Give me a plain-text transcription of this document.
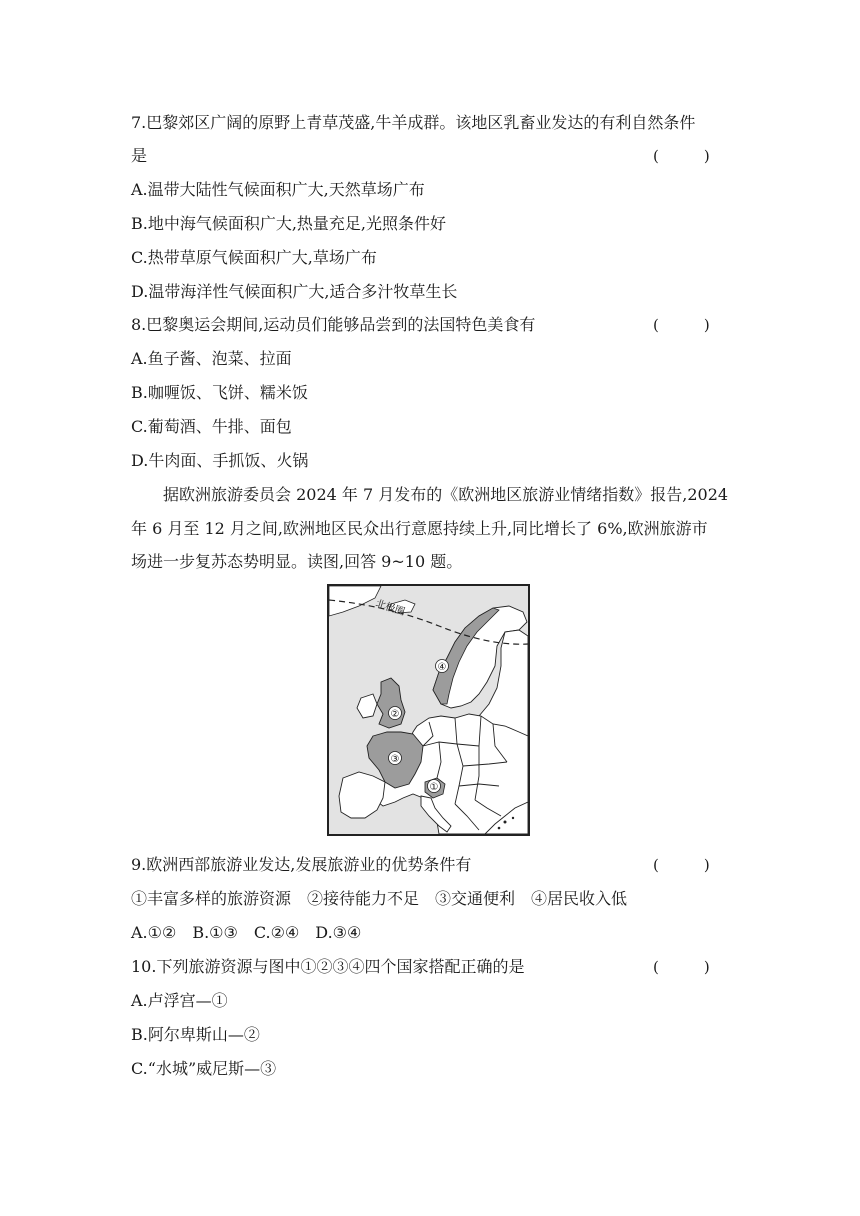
7.巴黎郊区广阔的原野上青草茂盛,牛羊成群。该地区乳畜业发达的有利自然条件
是	(　　　)
A.温带大陆性气候面积广大,天然草场广布
B.地中海气候面积广大,热量充足,光照条件好
C.热带草原气候面积广大,草场广布
D.温带海洋性气候面积广大,适合多汁牧草生长
8.巴黎奥运会期间,运动员们能够品尝到的法国特色美食有	(　　　)
A.鱼子酱、泡菜、拉面
B.咖喱饭、飞饼、糯米饭
C.葡萄酒、牛排、面包
D.牛肉面、手抓饭、火锅
据欧洲旅游委员会 2024 年 7 月发布的《欧洲地区旅游业情绪指数》报告,2024
年 6 月至 12 月之间,欧洲地区民众出行意愿持续上升,同比增长了 6%,欧洲旅游市
场进一步复苏态势明显。读图,回答 9~10 题。
北极圈
④
②
③
①
9.欧洲西部旅游业发达,发展旅游业的优势条件有	(　　　)
①丰富多样的旅游资源　②接待能力不足　③交通便利　④居民收入低
A.①②　B.①③　C.②④　D.③④
10.下列旅游资源与图中①②③④四个国家搭配正确的是	(　　　)
A.卢浮宫—①
B.阿尔卑斯山—②
C.“水城”威尼斯—③
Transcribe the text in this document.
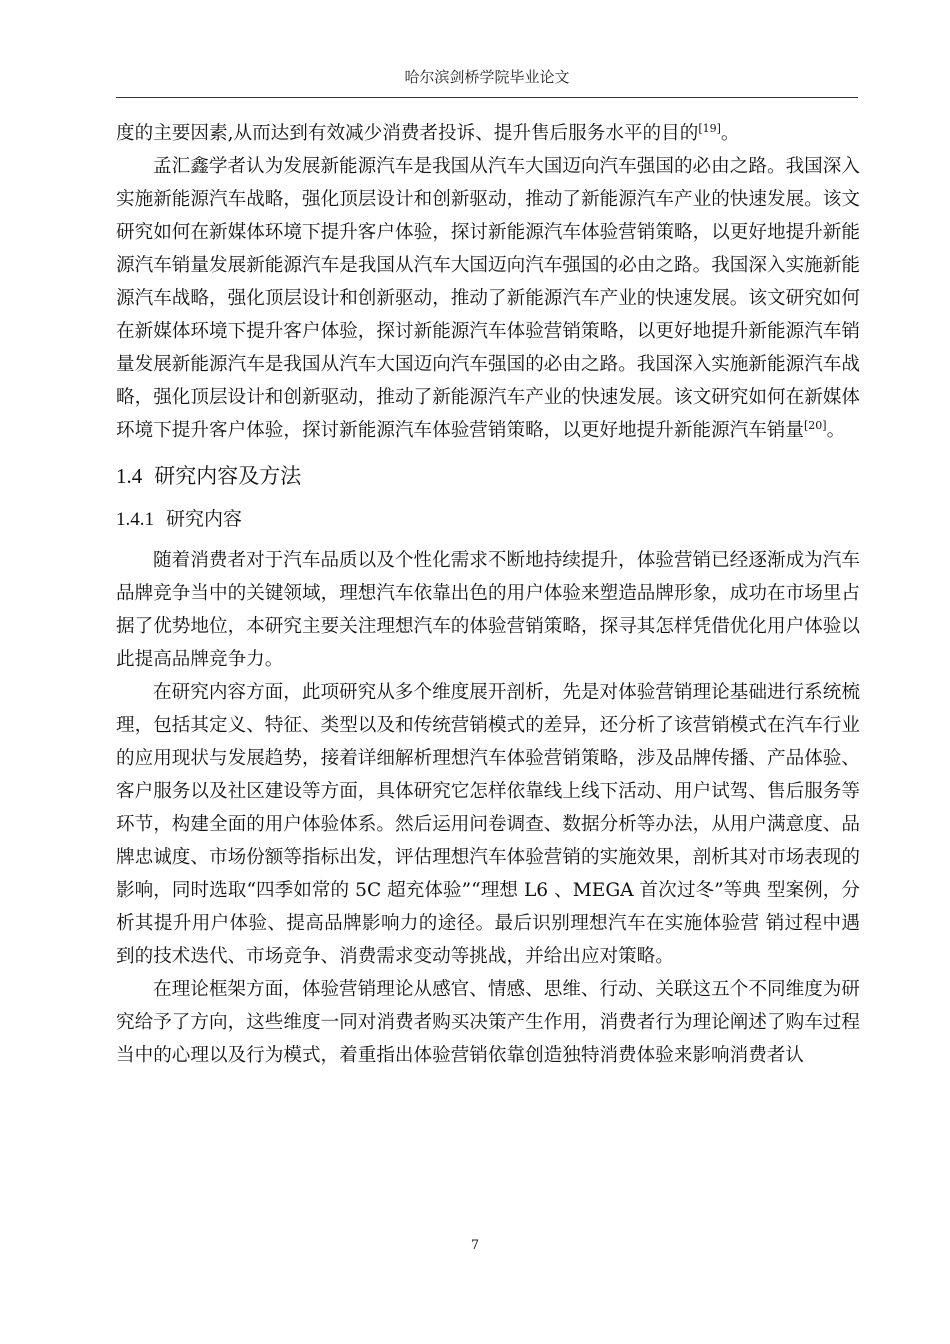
哈尔滨剑桥学院毕业论文

度的主要因素,从而达到有效减少消费者投诉、提升售后服务水平的目的[19]。

孟汇鑫学者认为发展新能源汽车是我国从汽车大国迈向汽车强国的必由之路。我国深入实施新能源汽车战略，强化顶层设计和创新驱动，推动了新能源汽车产业的快速发展。该文研究如何在新媒体环境下提升客户体验，探讨新能源汽车体验营销策略，以更好地提升新能源汽车销量发展新能源汽车是我国从汽车大国迈向汽车强国的必由之路。我国深入实施新能源汽车战略，强化顶层设计和创新驱动，推动了新能源汽车产业的快速发展。该文研究如何在新媒体环境下提升客户体验，探讨新能源汽车体验营销策略，以更好地提升新能源汽车销量发展新能源汽车是我国从汽车大国迈向汽车强国的必由之路。我国深入实施新能源汽车战略，强化顶层设计和创新驱动，推动了新能源汽车产业的快速发展。该文研究如何在新媒体环境下提升客户体验，探讨新能源汽车体验营销策略，以更好地提升新能源汽车销量[20]。

1.4 研究内容及方法
1.4.1 研究内容

随着消费者对于汽车品质以及个性化需求不断地持续提升，体验营销已经逐渐成为汽车品牌竞争当中的关键领域，理想汽车依靠出色的用户体验来塑造品牌形象，成功在市场里占据了优势地位，本研究主要关注理想汽车的体验营销策略，探寻其怎样凭借优化用户体验以此提高品牌竞争力。

在研究内容方面，此项研究从多个维度展开剖析，先是对体验营销理论基础进行系统梳理，包括其定义、特征、类型以及和传统营销模式的差异，还分析了该营销模式在汽车行业的应用现状与发展趋势，接着详细解析理想汽车体验营销策略，涉及品牌传播、产品体验、客户服务以及社区建设等方面，具体研究它怎样依靠线上线下活动、用户试驾、售后服务等环节，构建全面的用户体验体系。然后运用问卷调查、数据分析等办法，从用户满意度、品牌忠诚度、市场份额等指标出发，评估理想汽车体验营销的实施效果，剖析其对市场表现的影响，同时选取“四季如常的 5C 超充体验”“理想 L6 、MEGA 首次过冬”等典 型案例，分析其提升用户体验、提高品牌影响力的途径。最后识别理想汽车在实施体验营 销过程中遇到的技术迭代、市场竞争、消费需求变动等挑战，并给出应对策略。

在理论框架方面，体验营销理论从感官、情感、思维、行动、关联这五个不同维度为研究给予了方向，这些维度一同对消费者购买决策产生作用，消费者行为理论阐述了购车过程当中的心理以及行为模式，着重指出体验营销依靠创造独特消费体验来影响消费者认

7
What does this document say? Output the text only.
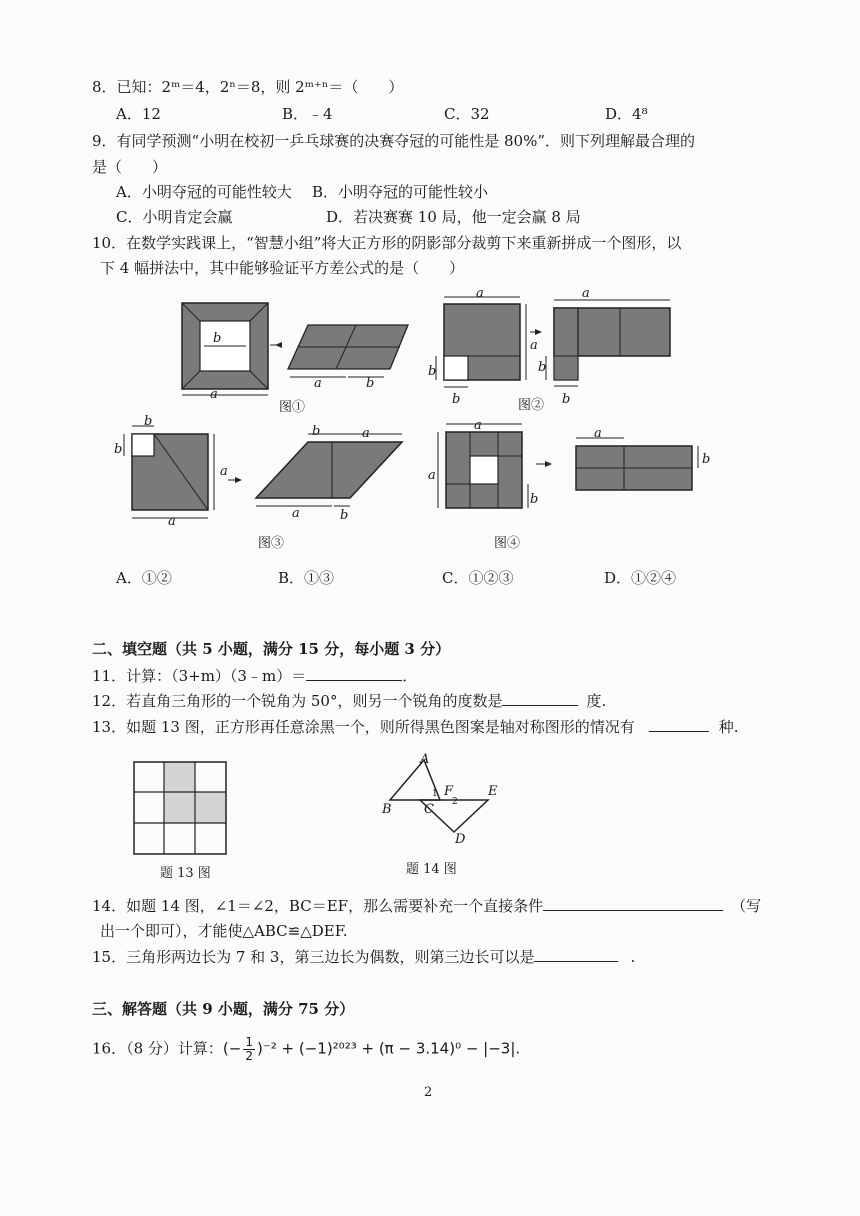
8．已知：2ᵐ＝4，2ⁿ＝8，则 2ᵐ⁺ⁿ＝（　　）
A．12	B．﹣4	C．32	D．4⁸
9．有同学预测“小明在校初一乒乓球赛的决赛夺冠的可能性是 80%”．则下列理解最合理的
是（　　）
A．小明夺冠的可能性较大 B．小明夺冠的可能性较小
C．小明肯定会赢	D．若决赛赛 10 局，他一定会赢 8 局
10．在数学实践课上，“智慧小组”将大正方形的阴影部分裁剪下来重新拼成一个图形，以
下 4 幅拼法中，其中能够验证平方差公式的是（　　）
b
a
a	b
图①
a
a
b
b
a
b
b
图②
b
b
a
a
b	a
a	b
图③
a
a
b
a
b
图④
A．①②	B．①③	C．①②③	D．①②④
二、填空题（共 5 小题，满分 15 分，每小题 3 分）
11．计算：（3+m）（3﹣m）＝	．
12．若直角三角形的一个锐角为 50°，则另一个锐角的度数是	度.
13．如题 13 图，正方形再任意涂黑一个，则所得黑色图案是轴对称图形的情况有	种.
题 13 图
A
B C
F	E
D
1
2
题 14 图
14．如题 14 图，∠1＝∠2，BC＝EF，那么需要补充一个直接条件	（写
出一个即可），才能使△ABC≌△DEF.
15．三角形两边长为 7 和 3，第三边长为偶数，则第三边长可以是	.
三、解答题（共 9 小题，满分 75 分）
16．（8 分）计算：(− $\frac{1}{2} )^{-2} + (-1)^{2023} + (\pi - 3.14)^0 - |-3|$.
2
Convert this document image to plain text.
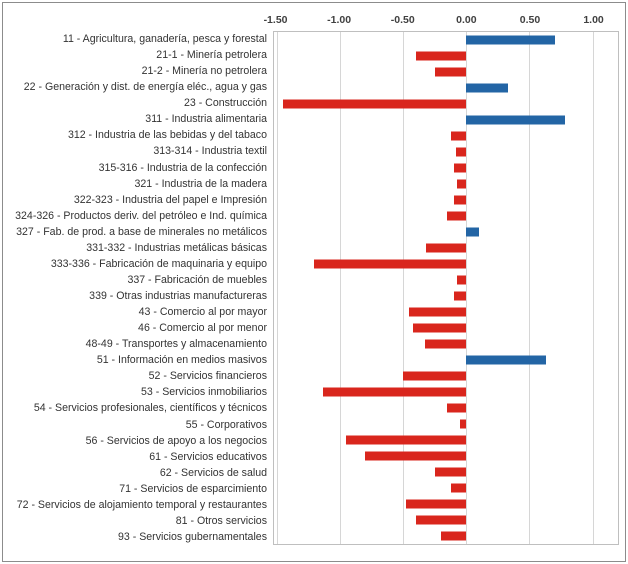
-1.50	-1.00	-0.50	0.00	0.50	1.00
11 - Agricultura, ganadería, pesca y forestal
21-1 - Minería petrolera
21-2 - Minería no petrolera
22 - Generación y dist. de energía eléc., agua y gas
23 - Construcción
311 - Industria alimentaria
312 - Industria de las bebidas y del tabaco
313-314 - Industria textil
315-316 - Industria de la confección
321 - Industria de la madera
322-323 - Industria del papel e Impresión
324-326 - Productos deriv. del petróleo e Ind. química
327 - Fab. de prod. a base de minerales no metálicos
331-332 - Industrias metálicas básicas
333-336 - Fabricación de maquinaria y equipo
337 - Fabricación de muebles
339 - Otras industrias manufactureras
43 - Comercio al por mayor
46 - Comercio al por menor
48-49 - Transportes y almacenamiento
51 - Información en medios masivos
52 - Servicios financieros
53 - Servicios inmobiliarios
54 - Servicios profesionales, científicos y técnicos
55 - Corporativos
56 - Servicios de apoyo a los negocios
61 - Servicios educativos
62 - Servicios de salud
71 - Servicios de esparcimiento
72 - Servicios de alojamiento temporal y restaurantes
81 - Otros servicios
93 - Servicios gubernamentales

## Task objective
Select and copy every line from the records that includes the word "petrolera".

## Exercise output
21-1 - Minería petrolera
21-2 - Minería no petrolera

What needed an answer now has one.